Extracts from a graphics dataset
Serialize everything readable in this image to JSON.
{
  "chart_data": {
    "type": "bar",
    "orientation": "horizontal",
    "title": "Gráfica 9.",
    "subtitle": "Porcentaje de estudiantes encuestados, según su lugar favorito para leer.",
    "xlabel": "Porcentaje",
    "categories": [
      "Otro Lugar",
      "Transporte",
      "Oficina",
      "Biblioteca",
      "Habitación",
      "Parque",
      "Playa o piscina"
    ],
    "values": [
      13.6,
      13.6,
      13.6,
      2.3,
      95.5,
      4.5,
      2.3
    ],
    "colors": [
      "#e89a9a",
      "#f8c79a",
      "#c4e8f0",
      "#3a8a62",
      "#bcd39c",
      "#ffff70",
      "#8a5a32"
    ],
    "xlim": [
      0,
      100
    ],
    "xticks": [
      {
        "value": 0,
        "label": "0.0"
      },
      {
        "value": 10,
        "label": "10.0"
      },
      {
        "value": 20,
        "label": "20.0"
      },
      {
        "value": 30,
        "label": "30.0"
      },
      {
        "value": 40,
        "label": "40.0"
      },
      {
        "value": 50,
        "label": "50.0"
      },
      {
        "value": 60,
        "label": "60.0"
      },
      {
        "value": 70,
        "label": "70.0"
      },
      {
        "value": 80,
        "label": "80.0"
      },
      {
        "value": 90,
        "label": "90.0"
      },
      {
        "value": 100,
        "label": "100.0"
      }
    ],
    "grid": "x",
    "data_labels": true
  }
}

The task:
Each line of the material must be restated exactly.

Task solution:
Serialize everything readable in this image to JSON.
{
  "chart_data": {
    "type": "bar",
    "orientation": "horizontal",
    "title": "Gráfica 9.",
    "subtitle": "Porcentaje de estudiantes encuestados, según su lugar favorito para leer.",
    "xlabel": "Porcentaje",
    "categories": [
      "Otro Lugar",
      "Transporte",
      "Oficina",
      "Biblioteca",
      "Habitación",
      "Parque",
      "Playa o piscina"
    ],
    "values": [
      13.6,
      13.6,
      13.6,
      2.3,
      95.5,
      4.5,
      2.3
    ],
    "colors": [
      "#e89a9a",
      "#f8c79a",
      "#c4e8f0",
      "#3a8a62",
      "#bcd39c",
      "#ffff70",
      "#8a5a32"
    ],
    "xlim": [
      0,
      100
    ],
    "xticks": [
      {
        "value": 0,
        "label": "0.0"
      },
      {
        "value": 10,
        "label": "10.0"
      },
      {
        "value": 20,
        "label": "20.0"
      },
      {
        "value": 30,
        "label": "30.0"
      },
      {
        "value": 40,
        "label": "40.0"
      },
      {
        "value": 50,
        "label": "50.0"
      },
      {
        "value": 60,
        "label": "60.0"
      },
      {
        "value": 70,
        "label": "70.0"
      },
      {
        "value": 80,
        "label": "80.0"
      },
      {
        "value": 90,
        "label": "90.0"
      },
      {
        "value": 100,
        "label": "100.0"
      }
    ],
    "grid": "x",
    "data_labels": true
  }
}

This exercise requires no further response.